▼▼▼
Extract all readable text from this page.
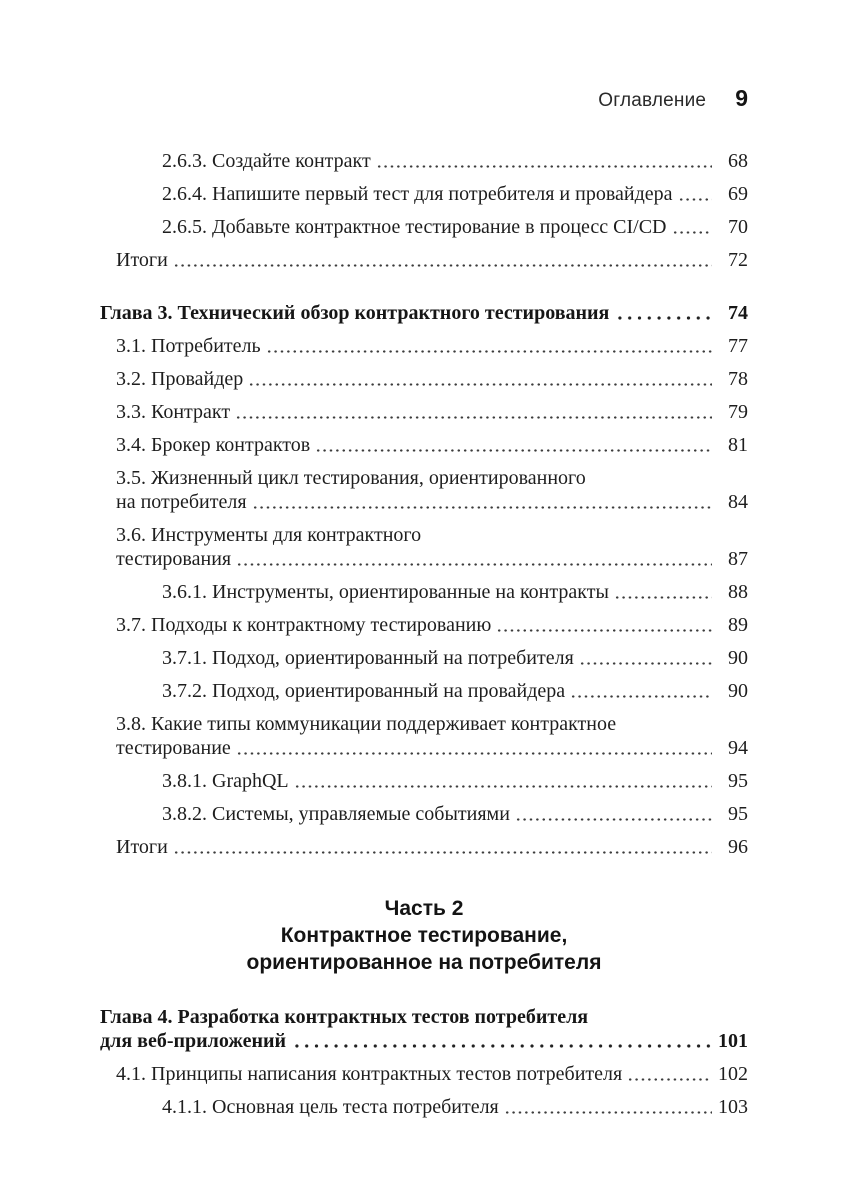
Оглавление 9
2.6.3. Создайте контракт	68
2.6.4. Напишите первый тест для потребителя и провайдера	69
2.6.5. Добавьте контрактное тестирование в процесс CI/CD	70
Итоги	72
Глава 3. Технический обзор контрактного тестирования	74
3.1. Потребитель	77
3.2. Провайдер	78
3.3. Контракт	79
3.4. Брокер контрактов	81
3.5. Жизненный цикл тестирования, ориентированного
на потребителя	84
3.6. Инструменты для контрактного
тестирования	87
3.6.1. Инструменты, ориентированные на контракты	88
3.7. Подходы к контрактному тестированию	89
3.7.1. Подход, ориентированный на потребителя	90
3.7.2. Подход, ориентированный на провайдера	90
3.8. Какие типы коммуникации поддерживает контрактное
тестирование	94
3.8.1. GraphQL	95
3.8.2. Системы, управляемые событиями	95
Итоги	96
Часть 2
Контрактное тестирование,
ориентированное на потребителя
Глава 4. Разработка контрактных тестов потребителя
для веб-приложений	101
4.1. Принципы написания контрактных тестов потребителя	102
4.1.1. Основная цель теста потребителя	103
▲▲▲
• **TASK BRIEF**: Across the material above, count every line holding "тестирование" and write down only the number.

• **EXERCISE OUTPUT**: 3